Data excerpts —
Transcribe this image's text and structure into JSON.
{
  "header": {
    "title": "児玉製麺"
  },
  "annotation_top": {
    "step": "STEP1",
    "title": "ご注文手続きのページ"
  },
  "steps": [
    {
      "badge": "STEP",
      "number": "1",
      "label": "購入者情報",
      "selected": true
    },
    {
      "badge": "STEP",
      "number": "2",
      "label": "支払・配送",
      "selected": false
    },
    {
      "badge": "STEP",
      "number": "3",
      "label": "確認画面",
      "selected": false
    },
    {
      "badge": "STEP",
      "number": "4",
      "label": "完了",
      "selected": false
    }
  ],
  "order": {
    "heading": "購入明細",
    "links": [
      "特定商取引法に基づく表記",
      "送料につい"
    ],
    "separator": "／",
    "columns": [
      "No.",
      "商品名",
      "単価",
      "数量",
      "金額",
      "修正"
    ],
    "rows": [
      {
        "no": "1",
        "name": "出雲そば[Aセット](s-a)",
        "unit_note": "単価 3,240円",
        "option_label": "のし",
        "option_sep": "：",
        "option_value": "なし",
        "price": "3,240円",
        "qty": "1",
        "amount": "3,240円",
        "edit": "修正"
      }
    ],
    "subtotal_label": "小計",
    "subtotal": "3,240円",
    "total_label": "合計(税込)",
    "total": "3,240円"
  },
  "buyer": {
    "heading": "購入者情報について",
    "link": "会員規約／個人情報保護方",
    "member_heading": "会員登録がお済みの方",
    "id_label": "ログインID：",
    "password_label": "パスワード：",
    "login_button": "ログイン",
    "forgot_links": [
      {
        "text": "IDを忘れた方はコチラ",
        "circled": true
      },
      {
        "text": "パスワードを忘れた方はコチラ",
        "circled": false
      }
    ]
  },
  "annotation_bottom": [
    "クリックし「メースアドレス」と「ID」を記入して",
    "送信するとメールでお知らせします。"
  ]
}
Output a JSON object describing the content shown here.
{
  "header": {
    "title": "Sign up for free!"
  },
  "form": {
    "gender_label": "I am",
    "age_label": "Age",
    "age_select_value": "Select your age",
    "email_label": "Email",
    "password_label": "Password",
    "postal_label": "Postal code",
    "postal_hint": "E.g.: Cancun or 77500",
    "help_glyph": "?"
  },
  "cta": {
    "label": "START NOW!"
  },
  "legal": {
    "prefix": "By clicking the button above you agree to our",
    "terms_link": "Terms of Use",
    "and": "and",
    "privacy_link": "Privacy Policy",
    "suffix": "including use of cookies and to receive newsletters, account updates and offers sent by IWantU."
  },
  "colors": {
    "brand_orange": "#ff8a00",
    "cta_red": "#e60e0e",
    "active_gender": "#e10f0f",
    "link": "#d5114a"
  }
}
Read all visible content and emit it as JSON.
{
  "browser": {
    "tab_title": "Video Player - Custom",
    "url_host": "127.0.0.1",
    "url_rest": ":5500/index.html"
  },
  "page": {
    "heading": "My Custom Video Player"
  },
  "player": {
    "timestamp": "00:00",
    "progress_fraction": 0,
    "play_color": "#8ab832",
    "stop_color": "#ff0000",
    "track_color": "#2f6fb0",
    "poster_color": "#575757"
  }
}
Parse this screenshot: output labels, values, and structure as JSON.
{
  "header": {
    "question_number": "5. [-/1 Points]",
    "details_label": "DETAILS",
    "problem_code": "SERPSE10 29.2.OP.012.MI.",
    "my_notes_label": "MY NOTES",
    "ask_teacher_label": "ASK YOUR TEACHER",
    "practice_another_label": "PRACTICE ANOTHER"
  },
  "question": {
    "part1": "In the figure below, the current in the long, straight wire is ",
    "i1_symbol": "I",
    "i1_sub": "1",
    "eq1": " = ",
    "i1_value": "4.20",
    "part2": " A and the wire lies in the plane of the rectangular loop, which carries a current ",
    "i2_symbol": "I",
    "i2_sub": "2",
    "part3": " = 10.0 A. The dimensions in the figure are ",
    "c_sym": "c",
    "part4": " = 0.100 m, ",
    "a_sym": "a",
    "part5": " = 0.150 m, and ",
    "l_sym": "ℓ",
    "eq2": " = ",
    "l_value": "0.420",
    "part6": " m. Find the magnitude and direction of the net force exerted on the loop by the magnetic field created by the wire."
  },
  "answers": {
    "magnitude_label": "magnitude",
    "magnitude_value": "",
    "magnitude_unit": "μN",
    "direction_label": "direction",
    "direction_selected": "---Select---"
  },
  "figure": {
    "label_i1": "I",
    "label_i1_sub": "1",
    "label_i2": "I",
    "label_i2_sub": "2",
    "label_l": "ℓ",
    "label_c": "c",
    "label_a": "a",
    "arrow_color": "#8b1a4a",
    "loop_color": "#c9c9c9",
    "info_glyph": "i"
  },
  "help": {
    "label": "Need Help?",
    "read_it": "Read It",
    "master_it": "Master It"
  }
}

Exercise brief —
Reproduce nothing but the lines from the line containing "Parse this screenshot: output" to the last line of the data, each exactly as written.

Answer for this exercise —
Parse this screenshot: output labels, values, and structure as JSON.
{
  "header": {
    "question_number": "5. [-/1 Points]",
    "details_label": "DETAILS",
    "problem_code": "SERPSE10 29.2.OP.012.MI.",
    "my_notes_label": "MY NOTES",
    "ask_teacher_label": "ASK YOUR TEACHER",
    "practice_another_label": "PRACTICE ANOTHER"
  },
  "question": {
    "part1": "In the figure below, the current in the long, straight wire is ",
    "i1_symbol": "I",
    "i1_sub": "1",
    "eq1": " = ",
    "i1_value": "4.20",
    "part2": " A and the wire lies in the plane of the rectangular loop, which carries a current ",
    "i2_symbol": "I",
    "i2_sub": "2",
    "part3": " = 10.0 A. The dimensions in the figure are ",
    "c_sym": "c",
    "part4": " = 0.100 m, ",
    "a_sym": "a",
    "part5": " = 0.150 m, and ",
    "l_sym": "ℓ",
    "eq2": " = ",
    "l_value": "0.420",
    "part6": " m. Find the magnitude and direction of the net force exerted on the loop by the magnetic field created by the wire."
  },
  "answers": {
    "magnitude_label": "magnitude",
    "magnitude_value": "",
    "magnitude_unit": "μN",
    "direction_label": "direction",
    "direction_selected": "---Select---"
  },
  "figure": {
    "label_i1": "I",
    "label_i1_sub": "1",
    "label_i2": "I",
    "label_i2_sub": "2",
    "label_l": "ℓ",
    "label_c": "c",
    "label_a": "a",
    "arrow_color": "#8b1a4a",
    "loop_color": "#c9c9c9",
    "info_glyph": "i"
  },
  "help": {
    "label": "Need Help?",
    "read_it": "Read It",
    "master_it": "Master It"
  }
}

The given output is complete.